## TASK DIRECTIONS
Repeat the travel account of the Taiwan tour below word for word, from start to finish.

## READING PASSAGE
******************************

Inside Miyahara, the decorations have elements of the whimsical

The second stop to the department store, Miyahara, was promoted as a Harry Potter experience. The store was famous for its architecture and for their ice-cream shoppe.

We also visited Rainbow village, which was hyped in the tour guides as a selfie haven, but it was originally housing for military families during the war. A former soldier, Huang Yung-Fu, started painting the houses to keep them from being demolished, and he never stopped until every surface was covered.

Shocking, I say. Absolutely shocking!

Now tourists flock here to marvel at the colorful depictions of birds, animals, and people. We both were fascinated by the cultural aspects of the paintings - totally worth it, photo op and all!

Our final destination was the hook that convinced me to book the tour: Gaomei Wildlife Sanctuary. We arrived shortly before sunset and walked along a path bordering the marshes and enjoying the local wildlife.

A moment of peace and tranquility

Gitty spotted a local birdwatcher so she approached him with caution in case he was skittish. He turned out super friendly and we chatted for a while. He pointed us to some other birding havens on Taiwan to check out. Walking along the boardwalk as the sun set was serene and the best ending we could hope for.

******************************

## PROVIDED MATERIAL
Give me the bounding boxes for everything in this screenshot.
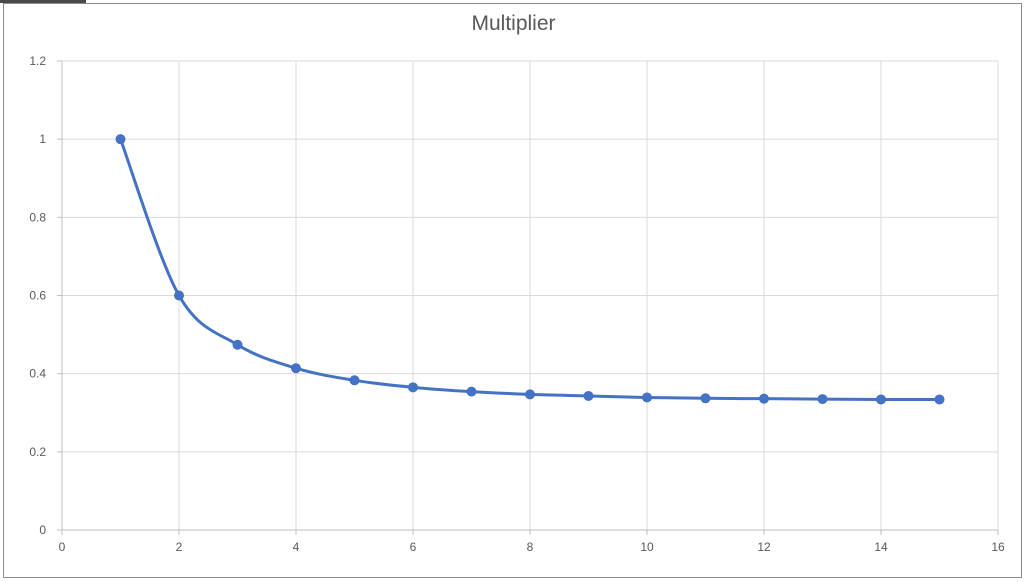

******************************

## RESULT OF THIS TASK
Inside Miyahara, the decorations have elements of the whimsical

The second stop to the department store, Miyahara, was promoted as a Harry Potter experience. The store was famous for its architecture and for their ice-cream shoppe.

We also visited Rainbow village, which was hyped in the tour guides as a selfie haven, but it was originally housing for military families during the war. A former soldier, Huang Yung-Fu, started painting the houses to keep them from being demolished, and he never stopped until every surface was covered.

Shocking, I say. Absolutely shocking!

Now tourists flock here to marvel at the colorful depictions of birds, animals, and people. We both were fascinated by the cultural aspects of the paintings - totally worth it, photo op and all!

Our final destination was the hook that convinced me to book the tour: Gaomei Wildlife Sanctuary. We arrived shortly before sunset and walked along a path bordering the marshes and enjoying the local wildlife.

A moment of peace and tranquility

Gitty spotted a local birdwatcher so she approached him with caution in case he was skittish. He turned out super friendly and we chatted for a while. He pointed us to some other birding havens on Taiwan to check out. Walking along the boardwalk as the sun set was serene and the best ending we could hope for.